### DO THIS
Every line of the data that contains the string "course" must be copied.
— start —
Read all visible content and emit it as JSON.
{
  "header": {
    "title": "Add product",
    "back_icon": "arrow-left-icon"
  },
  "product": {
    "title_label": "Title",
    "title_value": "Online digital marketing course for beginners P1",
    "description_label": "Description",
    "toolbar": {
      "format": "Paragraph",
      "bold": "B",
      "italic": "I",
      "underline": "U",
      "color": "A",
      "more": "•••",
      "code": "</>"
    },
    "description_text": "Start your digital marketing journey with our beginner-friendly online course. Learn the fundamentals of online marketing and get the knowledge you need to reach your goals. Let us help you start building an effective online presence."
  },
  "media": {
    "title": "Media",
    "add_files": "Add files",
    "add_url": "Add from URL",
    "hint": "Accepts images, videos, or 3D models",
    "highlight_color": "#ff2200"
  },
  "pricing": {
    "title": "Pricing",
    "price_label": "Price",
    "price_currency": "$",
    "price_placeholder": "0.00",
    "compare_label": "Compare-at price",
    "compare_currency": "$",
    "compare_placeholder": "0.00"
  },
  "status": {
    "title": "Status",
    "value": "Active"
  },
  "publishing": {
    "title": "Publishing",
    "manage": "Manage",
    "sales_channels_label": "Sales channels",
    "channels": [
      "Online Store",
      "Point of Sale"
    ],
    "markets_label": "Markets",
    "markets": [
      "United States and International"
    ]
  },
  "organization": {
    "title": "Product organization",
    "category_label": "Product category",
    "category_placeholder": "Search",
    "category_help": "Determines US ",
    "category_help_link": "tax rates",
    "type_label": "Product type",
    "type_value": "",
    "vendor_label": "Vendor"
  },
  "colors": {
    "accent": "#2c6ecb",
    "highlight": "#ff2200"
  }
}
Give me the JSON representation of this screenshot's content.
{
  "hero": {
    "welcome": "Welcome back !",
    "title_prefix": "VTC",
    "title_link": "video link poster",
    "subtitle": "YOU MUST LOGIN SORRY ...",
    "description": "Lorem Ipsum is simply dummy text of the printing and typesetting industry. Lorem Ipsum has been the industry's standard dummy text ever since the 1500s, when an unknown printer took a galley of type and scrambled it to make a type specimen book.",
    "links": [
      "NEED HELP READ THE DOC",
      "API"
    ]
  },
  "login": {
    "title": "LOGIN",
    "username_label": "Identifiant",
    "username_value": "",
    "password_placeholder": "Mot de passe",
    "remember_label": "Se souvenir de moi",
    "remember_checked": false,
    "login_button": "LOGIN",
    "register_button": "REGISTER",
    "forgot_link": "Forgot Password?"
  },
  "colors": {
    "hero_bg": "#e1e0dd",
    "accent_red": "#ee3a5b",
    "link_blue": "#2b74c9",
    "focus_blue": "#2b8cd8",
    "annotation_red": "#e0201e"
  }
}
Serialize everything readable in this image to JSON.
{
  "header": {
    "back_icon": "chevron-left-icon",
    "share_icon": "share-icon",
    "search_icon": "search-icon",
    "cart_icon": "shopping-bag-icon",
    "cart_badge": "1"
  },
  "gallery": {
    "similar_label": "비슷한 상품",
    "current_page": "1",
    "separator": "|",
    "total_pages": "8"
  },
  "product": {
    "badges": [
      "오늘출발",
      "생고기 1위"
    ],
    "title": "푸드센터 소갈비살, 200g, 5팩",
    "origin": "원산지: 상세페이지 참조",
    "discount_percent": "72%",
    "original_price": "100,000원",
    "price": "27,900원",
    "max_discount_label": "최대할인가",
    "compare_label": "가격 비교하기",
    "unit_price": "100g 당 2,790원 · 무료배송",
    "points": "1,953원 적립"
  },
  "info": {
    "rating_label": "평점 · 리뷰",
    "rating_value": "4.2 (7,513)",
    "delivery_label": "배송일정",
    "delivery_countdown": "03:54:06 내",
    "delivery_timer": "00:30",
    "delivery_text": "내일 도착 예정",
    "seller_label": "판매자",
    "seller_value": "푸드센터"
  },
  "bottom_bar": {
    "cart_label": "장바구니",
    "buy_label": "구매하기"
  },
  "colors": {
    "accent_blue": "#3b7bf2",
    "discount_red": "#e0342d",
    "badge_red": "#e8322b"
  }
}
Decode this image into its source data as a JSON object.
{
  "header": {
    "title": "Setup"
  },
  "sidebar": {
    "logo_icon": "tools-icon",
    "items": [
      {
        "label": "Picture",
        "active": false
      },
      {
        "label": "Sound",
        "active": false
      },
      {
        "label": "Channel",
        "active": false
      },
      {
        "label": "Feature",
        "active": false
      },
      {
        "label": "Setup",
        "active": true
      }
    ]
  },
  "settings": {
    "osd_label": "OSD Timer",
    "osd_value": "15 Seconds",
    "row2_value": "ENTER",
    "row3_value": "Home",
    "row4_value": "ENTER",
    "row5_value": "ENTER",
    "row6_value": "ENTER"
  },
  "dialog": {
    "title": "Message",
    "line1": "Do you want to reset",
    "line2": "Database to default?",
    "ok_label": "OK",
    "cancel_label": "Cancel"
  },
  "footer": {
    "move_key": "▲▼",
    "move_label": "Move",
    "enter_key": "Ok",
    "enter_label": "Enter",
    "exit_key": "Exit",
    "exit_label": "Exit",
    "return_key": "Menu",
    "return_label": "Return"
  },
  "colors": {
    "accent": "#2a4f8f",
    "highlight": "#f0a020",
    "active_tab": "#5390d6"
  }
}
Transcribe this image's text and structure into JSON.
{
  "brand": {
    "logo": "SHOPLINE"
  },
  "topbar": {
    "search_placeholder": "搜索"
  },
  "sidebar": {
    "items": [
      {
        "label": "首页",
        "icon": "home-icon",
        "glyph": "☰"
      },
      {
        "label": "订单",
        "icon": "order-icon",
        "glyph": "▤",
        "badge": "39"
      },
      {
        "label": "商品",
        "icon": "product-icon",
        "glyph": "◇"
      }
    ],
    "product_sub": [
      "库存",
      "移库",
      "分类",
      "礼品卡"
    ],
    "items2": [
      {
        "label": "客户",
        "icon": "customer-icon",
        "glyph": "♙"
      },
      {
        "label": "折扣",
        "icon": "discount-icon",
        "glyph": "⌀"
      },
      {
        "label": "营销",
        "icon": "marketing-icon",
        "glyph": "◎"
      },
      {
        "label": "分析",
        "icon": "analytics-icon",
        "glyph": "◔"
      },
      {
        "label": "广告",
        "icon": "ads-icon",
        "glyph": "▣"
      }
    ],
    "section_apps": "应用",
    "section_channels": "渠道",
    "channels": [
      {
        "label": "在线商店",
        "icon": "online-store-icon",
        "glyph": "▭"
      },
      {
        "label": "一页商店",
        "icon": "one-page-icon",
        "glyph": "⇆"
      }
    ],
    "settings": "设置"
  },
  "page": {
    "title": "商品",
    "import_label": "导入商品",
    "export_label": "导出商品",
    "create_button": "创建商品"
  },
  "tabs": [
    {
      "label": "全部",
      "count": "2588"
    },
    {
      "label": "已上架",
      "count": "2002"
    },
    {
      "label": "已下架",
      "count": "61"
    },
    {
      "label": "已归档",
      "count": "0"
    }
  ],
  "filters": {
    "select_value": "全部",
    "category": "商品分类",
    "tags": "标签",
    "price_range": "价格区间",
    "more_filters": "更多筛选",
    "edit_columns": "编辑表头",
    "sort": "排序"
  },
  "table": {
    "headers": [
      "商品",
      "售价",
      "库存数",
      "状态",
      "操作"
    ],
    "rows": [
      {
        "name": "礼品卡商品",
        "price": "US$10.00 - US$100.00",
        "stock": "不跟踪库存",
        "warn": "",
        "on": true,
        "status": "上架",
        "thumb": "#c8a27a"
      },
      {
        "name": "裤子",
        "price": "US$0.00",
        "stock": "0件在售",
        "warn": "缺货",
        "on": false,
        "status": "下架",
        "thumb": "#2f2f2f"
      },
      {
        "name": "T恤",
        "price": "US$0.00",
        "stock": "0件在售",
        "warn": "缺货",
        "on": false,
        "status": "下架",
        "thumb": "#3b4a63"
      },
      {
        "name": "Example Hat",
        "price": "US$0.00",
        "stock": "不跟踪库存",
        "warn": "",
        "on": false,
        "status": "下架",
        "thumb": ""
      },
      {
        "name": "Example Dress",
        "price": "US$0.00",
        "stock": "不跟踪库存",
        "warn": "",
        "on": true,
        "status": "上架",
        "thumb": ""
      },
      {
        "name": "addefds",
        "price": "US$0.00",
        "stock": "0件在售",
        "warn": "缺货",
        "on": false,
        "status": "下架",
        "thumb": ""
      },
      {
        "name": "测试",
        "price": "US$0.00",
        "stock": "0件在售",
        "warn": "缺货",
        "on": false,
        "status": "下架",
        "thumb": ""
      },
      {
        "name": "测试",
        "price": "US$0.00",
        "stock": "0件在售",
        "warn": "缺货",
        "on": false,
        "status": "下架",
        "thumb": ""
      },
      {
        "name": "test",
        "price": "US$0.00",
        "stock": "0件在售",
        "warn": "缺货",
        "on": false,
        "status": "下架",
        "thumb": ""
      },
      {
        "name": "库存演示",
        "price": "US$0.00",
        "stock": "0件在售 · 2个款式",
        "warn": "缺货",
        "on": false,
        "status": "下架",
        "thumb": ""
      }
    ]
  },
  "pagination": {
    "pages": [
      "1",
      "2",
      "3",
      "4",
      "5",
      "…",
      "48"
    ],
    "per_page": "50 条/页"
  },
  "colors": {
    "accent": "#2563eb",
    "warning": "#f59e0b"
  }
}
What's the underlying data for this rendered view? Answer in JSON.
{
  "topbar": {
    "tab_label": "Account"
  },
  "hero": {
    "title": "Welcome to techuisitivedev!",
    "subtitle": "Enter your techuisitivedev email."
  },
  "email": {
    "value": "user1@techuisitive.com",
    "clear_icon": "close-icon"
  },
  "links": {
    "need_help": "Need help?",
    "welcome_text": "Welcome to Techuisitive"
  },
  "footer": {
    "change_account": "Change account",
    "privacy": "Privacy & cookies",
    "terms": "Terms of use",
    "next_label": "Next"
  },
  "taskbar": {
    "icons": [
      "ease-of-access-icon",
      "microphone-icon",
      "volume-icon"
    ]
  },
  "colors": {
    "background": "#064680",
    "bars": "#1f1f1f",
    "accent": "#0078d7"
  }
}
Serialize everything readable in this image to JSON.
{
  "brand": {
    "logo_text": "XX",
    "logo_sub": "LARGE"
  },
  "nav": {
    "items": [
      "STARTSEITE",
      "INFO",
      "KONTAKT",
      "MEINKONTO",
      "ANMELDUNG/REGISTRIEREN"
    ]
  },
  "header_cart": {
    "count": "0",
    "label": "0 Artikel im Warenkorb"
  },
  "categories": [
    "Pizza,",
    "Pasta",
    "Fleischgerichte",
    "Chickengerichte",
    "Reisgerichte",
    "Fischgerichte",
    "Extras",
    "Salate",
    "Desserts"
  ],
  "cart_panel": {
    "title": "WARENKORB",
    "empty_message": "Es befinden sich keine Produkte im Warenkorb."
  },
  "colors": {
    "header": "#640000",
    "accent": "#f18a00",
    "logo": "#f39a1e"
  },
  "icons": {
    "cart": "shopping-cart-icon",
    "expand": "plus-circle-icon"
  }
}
— end —
### RESPONSE
    "title_value": "Online digital marketing course for beginners P1",
    "description_text": "Start your digital marketing journey with our beginner-friendly online course. Learn the fundamentals of online marketing and get the knowledge you need to reach your goals. Let us help you start building an effective online presence."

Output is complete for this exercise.